The Blue Crab individuals in our example dataset are juveniles, for which we found suitable data on metabolic rates from [S6]. Metabolic rates at 20 °C are found to be 0.0741 ml O2 g-1 h-1. Again, we need to use the 20.1 conversion factor to get from ml O2 g-1 h-1 to J h-1.

idat$mr[idat$species=="Callinectes sapidus"] <-
0.0741 *(idat$fw[idat$species=="Callinectes sapidus"]/1000) *20.1

Palaemonetes spp.

For the shrimp Palaemonetes spp., we found data from [S7]. They report metabolic rates of 46.5 µmol O2 g-1 h-1 at 25 °C and 17 ppt salinity, which is the closest we could get to the experimental conditions of our example dataset. We then use the above mentioned conversion factor from µmol O2 to ml O2 and the conversion from ml O2 to J.

Exercise tasks>
(A) Please transcribe the metabolic rates passage, everything from "The Blue Crab" down to "h-1 to J h-1.".
(B) Answer these questions from the metabolic rates passage:
(i) What life stage are the Blue Crab individuals in the example dataset?
(ii) What factor converts ml O2 g-1 h-1 to J h-1?
(iii) At what salinity were the Palaemonetes spp. metabolic rates reported?
The entries have nothing to do with the metabolic rates passage.

Provided information>

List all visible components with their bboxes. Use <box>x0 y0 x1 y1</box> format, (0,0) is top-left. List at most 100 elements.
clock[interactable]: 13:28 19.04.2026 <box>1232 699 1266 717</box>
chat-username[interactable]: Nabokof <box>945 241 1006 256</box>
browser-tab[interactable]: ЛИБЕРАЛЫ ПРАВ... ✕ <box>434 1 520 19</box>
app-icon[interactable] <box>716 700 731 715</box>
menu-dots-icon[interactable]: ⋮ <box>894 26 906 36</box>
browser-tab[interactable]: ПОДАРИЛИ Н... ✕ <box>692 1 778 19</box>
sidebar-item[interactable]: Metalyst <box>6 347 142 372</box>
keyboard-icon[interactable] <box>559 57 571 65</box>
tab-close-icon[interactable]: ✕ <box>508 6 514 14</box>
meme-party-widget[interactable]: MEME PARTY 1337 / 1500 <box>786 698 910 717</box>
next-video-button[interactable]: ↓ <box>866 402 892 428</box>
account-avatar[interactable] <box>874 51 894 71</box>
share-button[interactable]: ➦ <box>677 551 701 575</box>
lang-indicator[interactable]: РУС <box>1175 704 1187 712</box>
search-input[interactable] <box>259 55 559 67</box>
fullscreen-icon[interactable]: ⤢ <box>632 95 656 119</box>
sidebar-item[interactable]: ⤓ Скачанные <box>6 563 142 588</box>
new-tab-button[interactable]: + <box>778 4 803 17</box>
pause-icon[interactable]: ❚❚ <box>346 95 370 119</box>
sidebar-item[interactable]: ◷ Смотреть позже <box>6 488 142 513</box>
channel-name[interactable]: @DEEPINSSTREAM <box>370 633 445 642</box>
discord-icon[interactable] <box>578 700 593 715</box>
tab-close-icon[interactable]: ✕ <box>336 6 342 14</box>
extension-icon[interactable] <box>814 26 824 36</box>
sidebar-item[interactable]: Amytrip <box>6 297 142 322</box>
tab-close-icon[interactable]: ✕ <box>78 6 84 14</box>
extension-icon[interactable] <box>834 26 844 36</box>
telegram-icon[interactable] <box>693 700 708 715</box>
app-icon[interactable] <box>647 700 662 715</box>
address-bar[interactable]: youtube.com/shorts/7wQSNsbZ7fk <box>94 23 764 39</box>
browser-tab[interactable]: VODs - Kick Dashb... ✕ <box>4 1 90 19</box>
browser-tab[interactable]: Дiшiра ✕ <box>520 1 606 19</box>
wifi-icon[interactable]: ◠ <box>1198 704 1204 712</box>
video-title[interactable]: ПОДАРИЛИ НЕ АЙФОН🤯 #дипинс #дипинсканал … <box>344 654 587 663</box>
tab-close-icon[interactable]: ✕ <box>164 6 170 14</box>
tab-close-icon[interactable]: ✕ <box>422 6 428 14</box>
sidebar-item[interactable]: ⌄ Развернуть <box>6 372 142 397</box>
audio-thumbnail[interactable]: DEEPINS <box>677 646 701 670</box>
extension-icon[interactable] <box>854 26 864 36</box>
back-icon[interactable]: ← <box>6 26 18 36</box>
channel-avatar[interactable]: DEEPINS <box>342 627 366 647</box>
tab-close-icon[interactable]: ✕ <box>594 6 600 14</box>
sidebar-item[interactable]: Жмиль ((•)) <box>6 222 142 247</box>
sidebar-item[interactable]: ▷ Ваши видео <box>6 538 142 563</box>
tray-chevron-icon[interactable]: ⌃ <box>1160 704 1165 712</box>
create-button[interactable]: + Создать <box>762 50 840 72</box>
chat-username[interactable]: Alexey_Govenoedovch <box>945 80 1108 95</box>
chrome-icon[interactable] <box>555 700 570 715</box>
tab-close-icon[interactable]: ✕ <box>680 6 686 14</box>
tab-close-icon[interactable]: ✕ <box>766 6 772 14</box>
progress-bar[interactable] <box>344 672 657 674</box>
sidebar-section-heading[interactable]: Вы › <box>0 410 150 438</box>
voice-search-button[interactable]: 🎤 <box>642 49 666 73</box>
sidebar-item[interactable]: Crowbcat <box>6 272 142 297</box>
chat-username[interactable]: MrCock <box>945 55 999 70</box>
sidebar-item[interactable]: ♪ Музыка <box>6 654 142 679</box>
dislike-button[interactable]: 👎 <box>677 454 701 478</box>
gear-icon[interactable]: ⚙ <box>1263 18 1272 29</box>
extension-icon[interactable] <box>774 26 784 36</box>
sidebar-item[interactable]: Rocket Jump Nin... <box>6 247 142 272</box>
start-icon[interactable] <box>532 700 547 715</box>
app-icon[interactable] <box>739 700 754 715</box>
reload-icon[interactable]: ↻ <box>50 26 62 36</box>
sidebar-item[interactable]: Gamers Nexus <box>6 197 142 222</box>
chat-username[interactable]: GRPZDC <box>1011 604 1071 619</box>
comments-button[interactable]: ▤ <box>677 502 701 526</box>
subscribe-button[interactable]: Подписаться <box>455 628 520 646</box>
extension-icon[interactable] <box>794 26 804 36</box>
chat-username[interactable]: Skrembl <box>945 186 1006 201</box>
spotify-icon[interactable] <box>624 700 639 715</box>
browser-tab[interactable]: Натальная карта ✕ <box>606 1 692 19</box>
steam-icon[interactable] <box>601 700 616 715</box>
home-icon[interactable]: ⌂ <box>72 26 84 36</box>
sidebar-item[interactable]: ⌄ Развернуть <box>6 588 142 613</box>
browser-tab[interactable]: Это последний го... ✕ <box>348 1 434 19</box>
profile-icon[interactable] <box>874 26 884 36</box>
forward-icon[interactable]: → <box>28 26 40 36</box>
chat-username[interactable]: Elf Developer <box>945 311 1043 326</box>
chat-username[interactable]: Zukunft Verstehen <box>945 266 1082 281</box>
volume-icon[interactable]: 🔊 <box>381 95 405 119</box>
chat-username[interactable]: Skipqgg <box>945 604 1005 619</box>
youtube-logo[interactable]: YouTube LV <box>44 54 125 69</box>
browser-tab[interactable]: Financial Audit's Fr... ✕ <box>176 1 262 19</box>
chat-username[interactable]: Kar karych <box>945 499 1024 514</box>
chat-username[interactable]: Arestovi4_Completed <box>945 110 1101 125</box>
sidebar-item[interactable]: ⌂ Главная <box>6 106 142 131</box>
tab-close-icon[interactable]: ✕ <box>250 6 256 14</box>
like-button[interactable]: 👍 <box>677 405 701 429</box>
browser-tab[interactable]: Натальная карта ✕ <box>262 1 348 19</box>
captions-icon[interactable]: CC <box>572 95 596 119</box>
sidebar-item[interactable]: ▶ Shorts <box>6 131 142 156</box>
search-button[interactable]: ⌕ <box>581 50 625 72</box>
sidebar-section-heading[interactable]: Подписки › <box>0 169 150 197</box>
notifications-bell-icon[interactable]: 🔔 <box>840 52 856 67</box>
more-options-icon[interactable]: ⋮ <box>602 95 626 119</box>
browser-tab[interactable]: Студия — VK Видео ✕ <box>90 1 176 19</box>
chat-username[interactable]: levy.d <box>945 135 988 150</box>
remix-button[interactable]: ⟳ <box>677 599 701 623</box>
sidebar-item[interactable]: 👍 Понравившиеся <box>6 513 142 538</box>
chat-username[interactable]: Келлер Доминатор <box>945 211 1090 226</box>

Task-by-task results>
(A)
The Blue Crab individuals in our example dataset are juveniles, for which we found suitable data on metabolic rates from [S6]. Metabolic rates at 20 °C are found to be 0.0741 ml O2 g-1 h-1. Again, we need to use the 20.1 conversion factor to get from ml O2 g-1 h-1 to J h-1.

(B)
(i) Juveniles
(ii) 20.1
(iii) 17 ppt